■ **The exercise**
Determine how many lines of the entries contain "zkoušky". Reply with that number alone.

■ **Stored data**
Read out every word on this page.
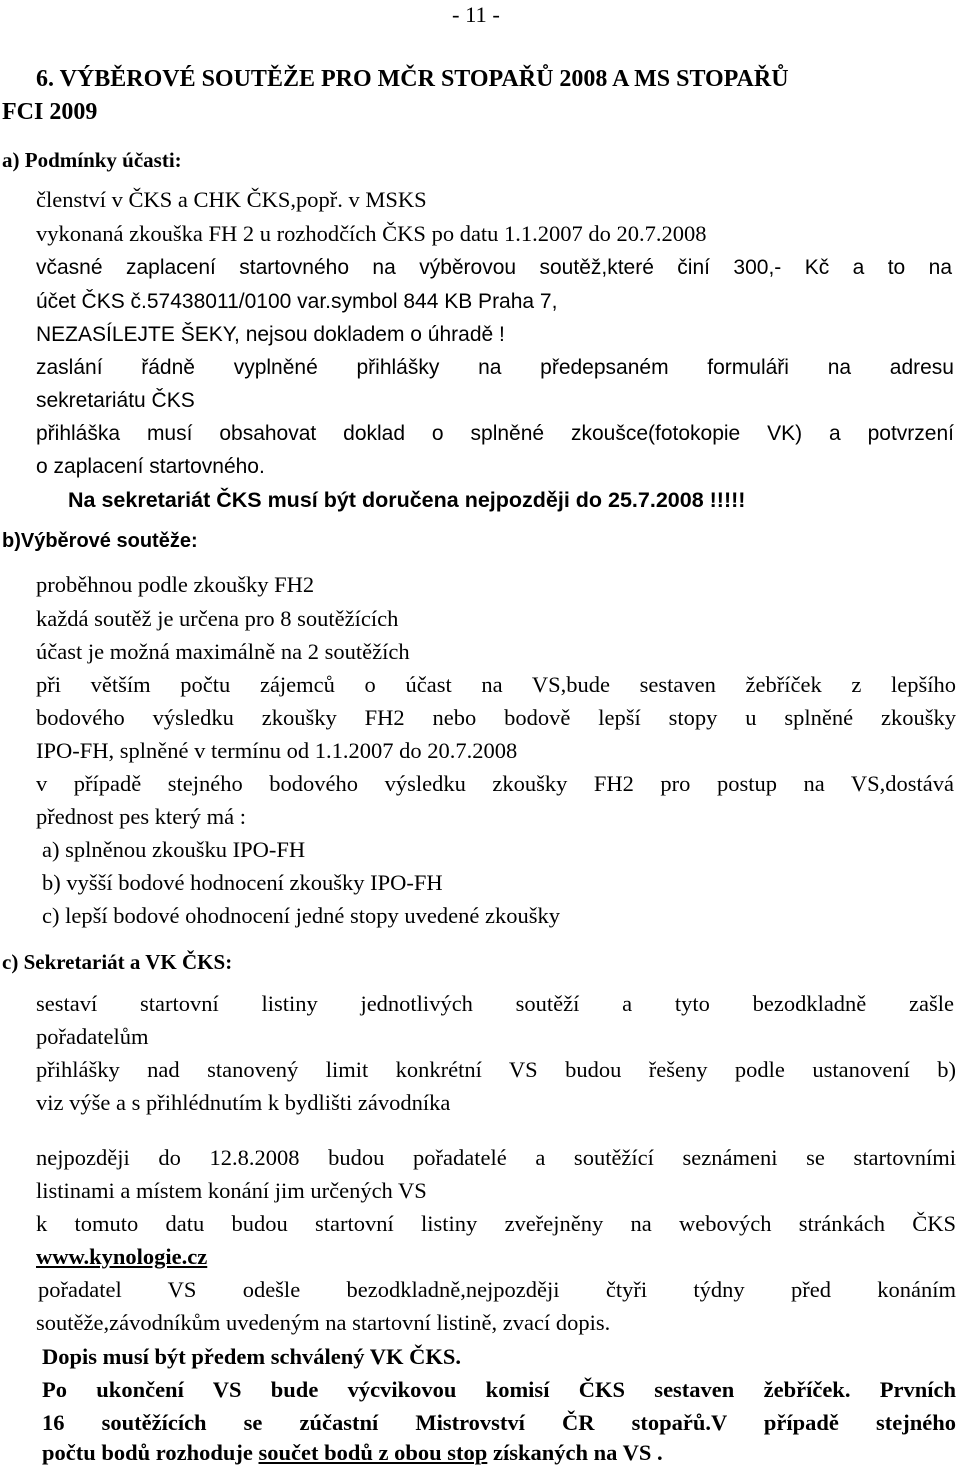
- 11 -
6. VÝBĚROVÉ SOUTĚŽE PRO MČR STOPAŘŮ 2008 A MS STOPAŘŮ
FCI 2009
a) Podmínky účasti:
členství v ČKS a CHK ČKS,popř. v MSKS
vykonaná zkouška FH 2 u rozhodčích ČKS po datu 1.1.2007 do 20.7.2008
včasné zaplacení startovného na výběrovou soutěž,které činí 300,- Kč a to na
účet ČKS č.57438011/0100 var.symbol 844 KB Praha 7,
NEZASÍLEJTE ŠEKY, nejsou dokladem o úhradě !
zaslání řádně vyplněné přihlášky na předepsaném formuláři na adresu
sekretariátu ČKS
přihláška musí obsahovat doklad o splněné zkoušce(fotokopie VK) a potvrzení
o zaplacení startovného.
Na sekretariát ČKS musí být doručena nejpozději do 25.7.2008 !!!!!
b)Výběrové soutěže:
proběhnou podle zkoušky FH2
každá soutěž je určena pro 8 soutěžících
účast je možná maximálně na 2 soutěžích
při větším počtu zájemců o účast na VS,bude sestaven žebříček z lepšího
bodového výsledku zkoušky FH2 nebo bodově lepší stopy u splněné zkoušky
IPO-FH, splněné v termínu od 1.1.2007 do 20.7.2008
v případě stejného bodového výsledku zkoušky FH2 pro postup na VS,dostává
přednost pes který má :
a) splněnou zkoušku IPO-FH
b) vyšší bodové hodnocení zkoušky IPO-FH
c) lepší bodové ohodnocení jedné stopy uvedené zkoušky
c) Sekretariát a VK ČKS:
sestaví startovní listiny jednotlivých soutěží a tyto bezodkladně zašle
pořadatelům
přihlášky nad stanovený limit konkrétní VS budou řešeny podle ustanovení b)
viz výše a s přihlédnutím k bydlišti závodníka
nejpozději do 12.8.2008 budou pořadatelé a soutěžící seznámeni se startovními
listinami a místem konání jim určených VS
k tomuto datu budou startovní listiny zveřejněny na webových stránkách ČKS
www.kynologie.cz
pořadatel VS odešle bezodkladně,nejpozději čtyři týdny před konáním
soutěže,závodníkům uvedeným na startovní listině, zvací dopis.
Dopis musí být předem schválený VK ČKS.
Po ukončení VS bude výcvikovou komisí ČKS sestaven žebříček. Prvních
16 soutěžících se zúčastní Mistrovství ČR stopařů.V případě stejného
počtu bodů rozhoduje součet bodů z obou stop získaných na VS .
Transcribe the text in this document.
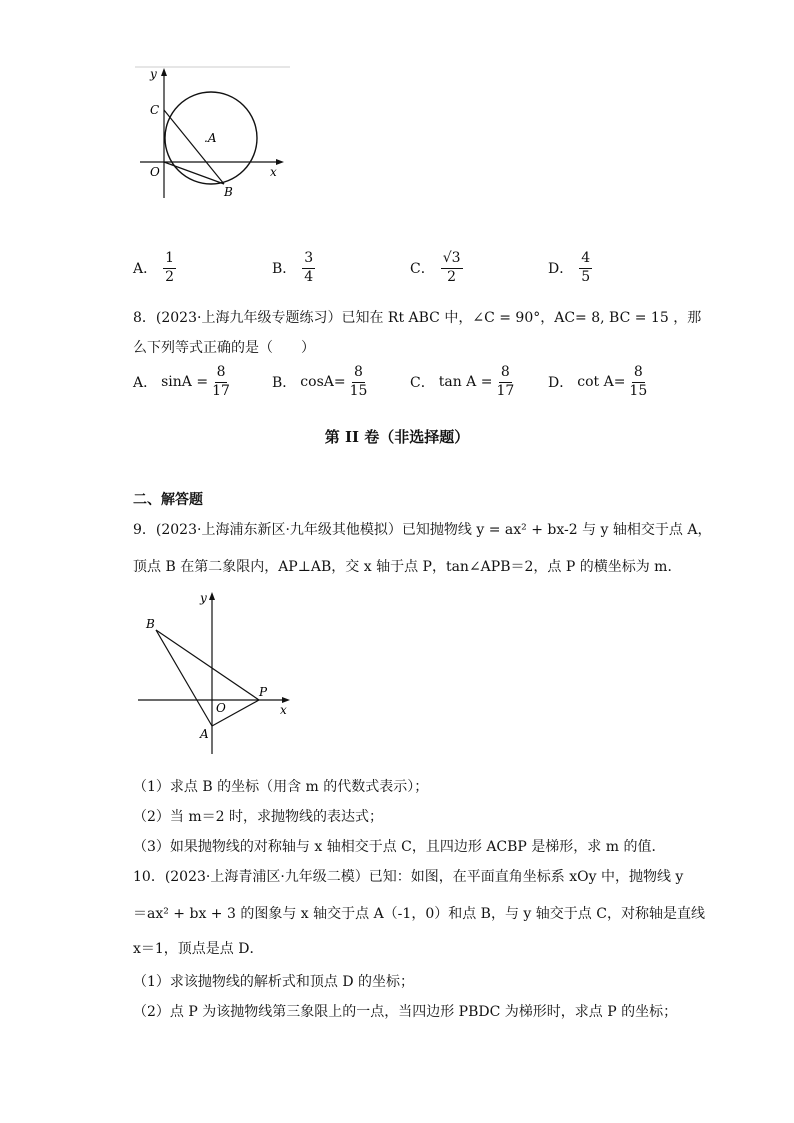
y
x
O
C
.A
B
A． $\frac{1}{2}$	B． $\frac{3}{4}$	C． $\frac{√3}{2}$	D． $\frac{4}{5}$
8．(2023·上海九年级专题练习）已知在 Rt ABC 中，∠C = 90°，AC= 8, BC = 15 ，那
么下列等式正确的是（　　）
A． $\sin A = \frac{8}{17}$	B． $\cos A= \frac{8}{15}$	C． $\tan A = \frac{8}{17}$ D． $\cot A= \frac{8}{15}$
第 II 卷（非选择题）
二、解答题
9．(2023·上海浦东新区·九年级其他模拟）已知抛物线 y = ax² + bx-2 与 y 轴相交于点 A，
顶点 B 在第二象限内，AP⊥AB，交 x 轴于点 P，tan∠APB＝2，点 P 的横坐标为 m．
y
x
O
A
B
P
（1）求点 B 的坐标（用含 m 的代数式表示）；
（2）当 m＝2 时，求抛物线的表达式；
（3）如果抛物线的对称轴与 x 轴相交于点 C，且四边形 ACBP 是梯形，求 m 的值．
10．(2023·上海青浦区·九年级二模）已知：如图，在平面直角坐标系 xOy 中，抛物线 y
＝ax² + bx + 3 的图象与 x 轴交于点 A（-1，0）和点 B，与 y 轴交于点 C，对称轴是直线
x＝1，顶点是点 D．
（1）求该抛物线的解析式和顶点 D 的坐标；
（2）点 P 为该抛物线第三象限上的一点，当四边形 PBDC 为梯形时，求点 P 的坐标；
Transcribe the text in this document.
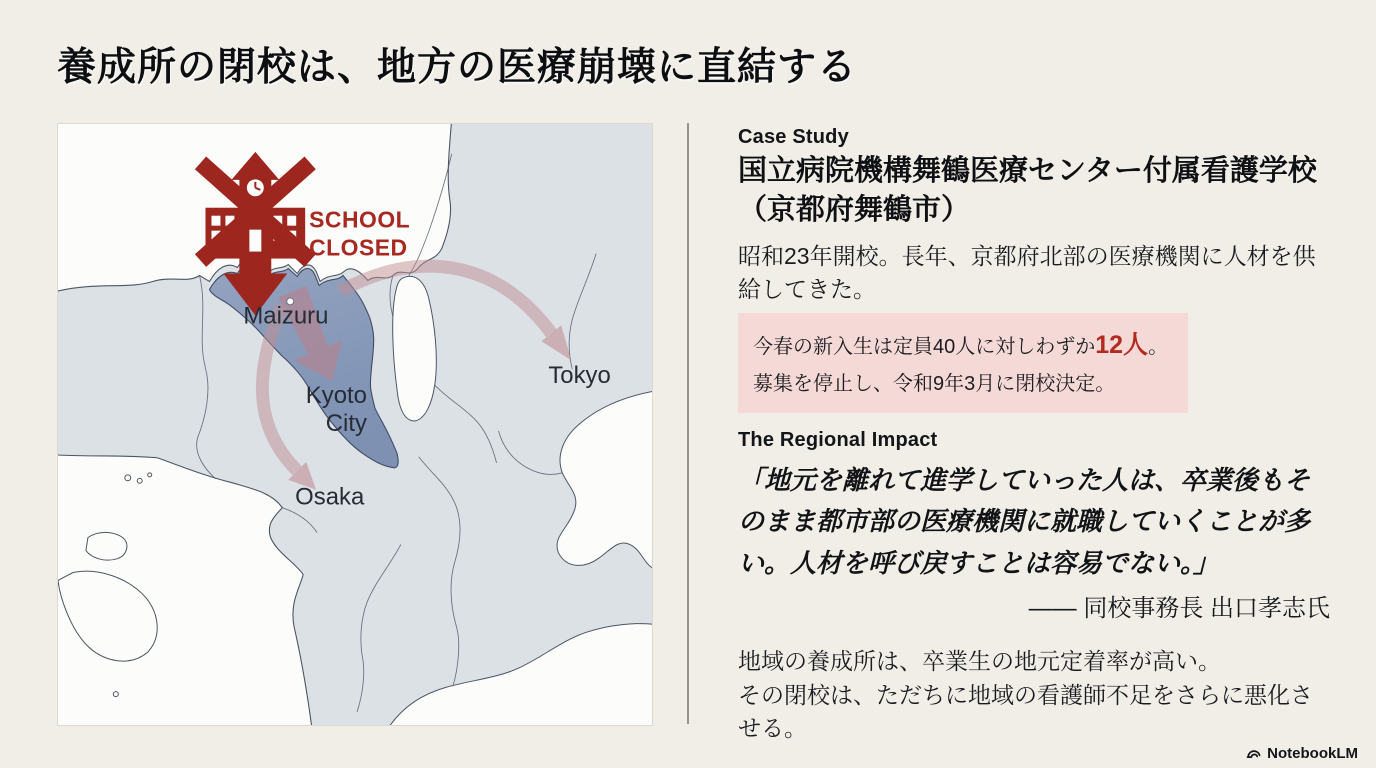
養成所の閉校は、地方の医療崩壊に直結する
SCHOOL
CLOSED
Maizuru
Kyoto
City
Osaka
Tokyo
Case Study
国立病院機構舞鶴医療センター付属看護学校
（京都府舞鶴市）
昭和23年開校。長年、京都府北部の医療機関に人材を供給してきた。
今春の新入生は定員40人に対しわずか12人。
募集を停止し、令和9年3月に閉校決定。
The Regional Impact
「地元を離れて進学していった人は、卒業後もそのまま都市部の医療機関に就職していくことが多い。人材を呼び戻すことは容易でない。」
―― 同校事務長 出口孝志氏
地域の養成所は、卒業生の地元定着率が高い。
その閉校は、ただちに地域の看護師不足をさらに悪化させる。
NotebookLM
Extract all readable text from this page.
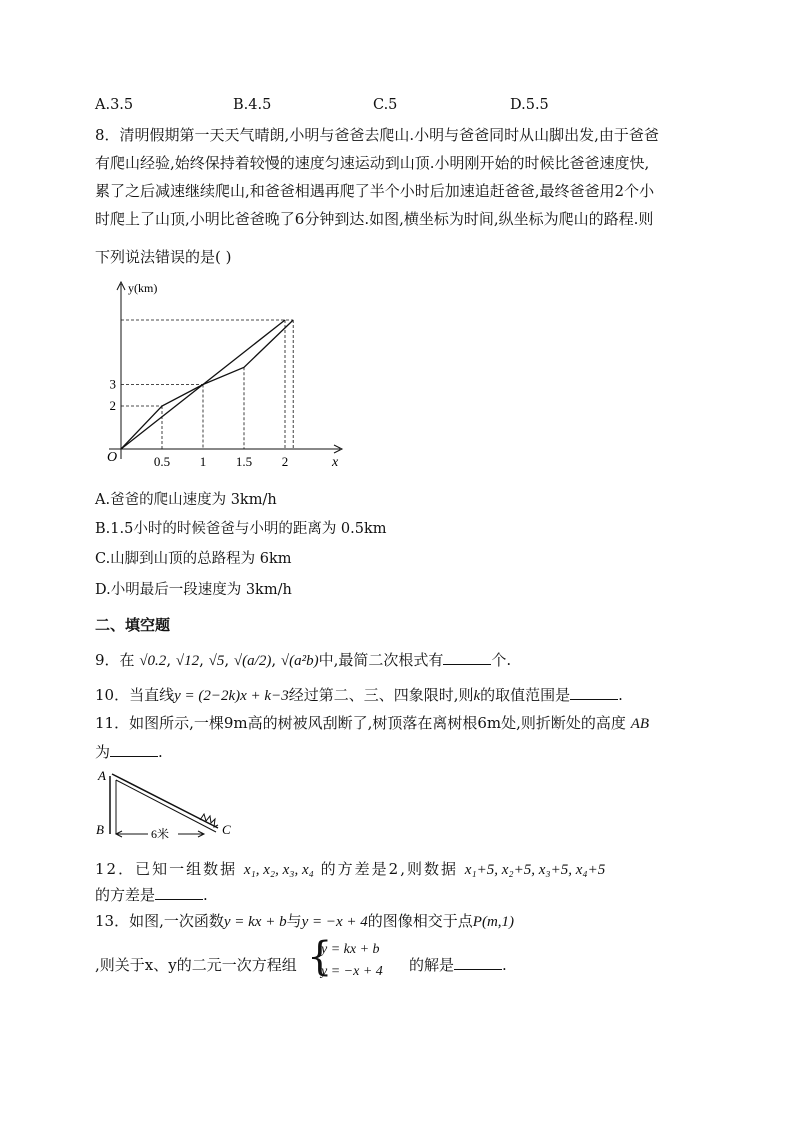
A.3.5	B.4.5	C.5	D.5.5
8．清明假期第一天天气晴朗,小明与爸爸去爬山.小明与爸爸同时从山脚出发,由于爸爸
有爬山经验,始终保持着较慢的速度匀速运动到山顶.小明刚开始的时候比爸爸速度快,
累了之后减速继续爬山,和爸爸相遇再爬了半个小时后加速追赶爸爸,最终爸爸用2个小
时爬上了山顶,小明比爸爸晚了6分钟到达.如图,横坐标为时间,纵坐标为爬山的路程.则
下列说法错误的是( )
0.5 1 1.5 2
2
3
O	x
y(km)
A.爸爸的爬山速度为 3km/h
B.1.5小时的时候爸爸与小明的距离为 0.5km
C.山脚到山顶的总路程为 6km
D.小明最后一段速度为 3km/h
二、填空题
9．在 √0.2, √12, √5, √(a/2), √(a²b)中,最简二次根式有	个.
10．当直线y = (2−2k)x + k−3经过第二、三、四象限时,则k的取值范围是	.
11．如图所示,一棵9m高的树被风刮断了,树顶落在离树根6m处,则折断处的高度 AB
为	.
A
B	C
6米
12．已知一组数据 x₁, x₂, x₃, x₄ 的方差是2,则数据 x₁+5, x₂+5, x₃+5, x₄+5
的方差是	.
13．如图,一次函数y = kx + b与y = −x + 4的图像相交于点P(m,1)
,则关于x、y的二元一次方程组 {
y = kx + b
y = −x + 4 的解是	.
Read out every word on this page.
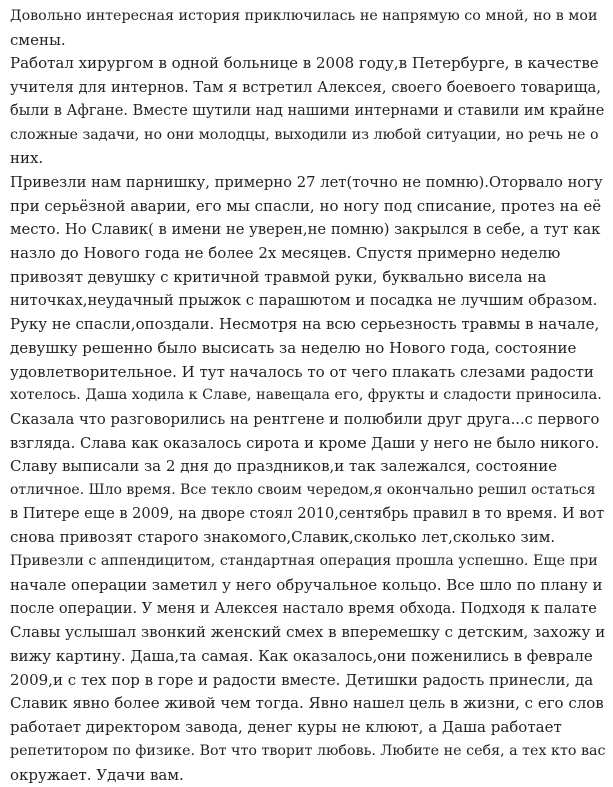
Довольно интересная история приключилась не напрямую со мной, но в мои
смены.
Работал хирургом в одной больнице в 2008 году,в Петербурге, в качестве
учителя для интернов. Там я встретил Алексея, своего боевоего товарища,
были в Афгане. Вместе шутили над нашими интернами и ставили им крайне
сложные задачи, но они молодцы, выходили из любой ситуации, но речь не о
них.
Привезли нам парнишку, примерно 27 лет(точно не помню).Оторвало ногу
при серьёзной аварии, его мы спасли, но ногу под списание, протез на её
место. Но Славик( в имени не уверен,не помню) закрылся в себе, а тут как
назло до Нового года не более 2х месяцев. Спустя примерно неделю
привозят девушку с критичной травмой руки, буквально висела на
ниточках,неудачный прыжок с парашютом и посадка не лучшим образом.
Руку не спасли,опоздали. Несмотря на всю серьезность травмы в начале,
девушку решенно было высисать за неделю но Нового года, состояние
удовлетворительное. И тут началось то от чего плакать слезами радости
хотелось. Даша ходила к Славе, навещала его, фрукты и сладости приносила.
Сказала что разговорились на рентгене и полюбили друг друга...с первого
взгляда. Слава как оказалось сирота и кроме Даши у него не было никого.
Славу выписали за 2 дня до праздников,и так залежался, состояние
отличное. Шло время. Все текло своим чередом,я окончально решил остаться
в Питере еще в 2009, на дворе стоял 2010,сентябрь правил в то время. И вот
снова привозят старого знакомого,Славик,сколько лет,сколько зим.
Привезли с аппендицитом, стандартная операция прошла успешно. Еще при
начале операции заметил у него обручальное кольцо. Все шло по плану и
после операции. У меня и Алексея настало время обхода. Подходя к палате
Славы услышал звонкий женский смех в вперемешку с детским, захожу и
вижу картину. Даша,та самая. Как оказалось,они поженились в феврале
2009,и с тех пор в горе и радости вместе. Детишки радость принесли, да
Славик явно более живой чем тогда. Явно нашел цель в жизни, с его слов
работает директором завода, денег куры не клюют, а Даша работает
репетитором по физике. Вот что творит любовь. Любите не себя, а тех кто вас
окружает. Удачи вам.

■ **The output**
5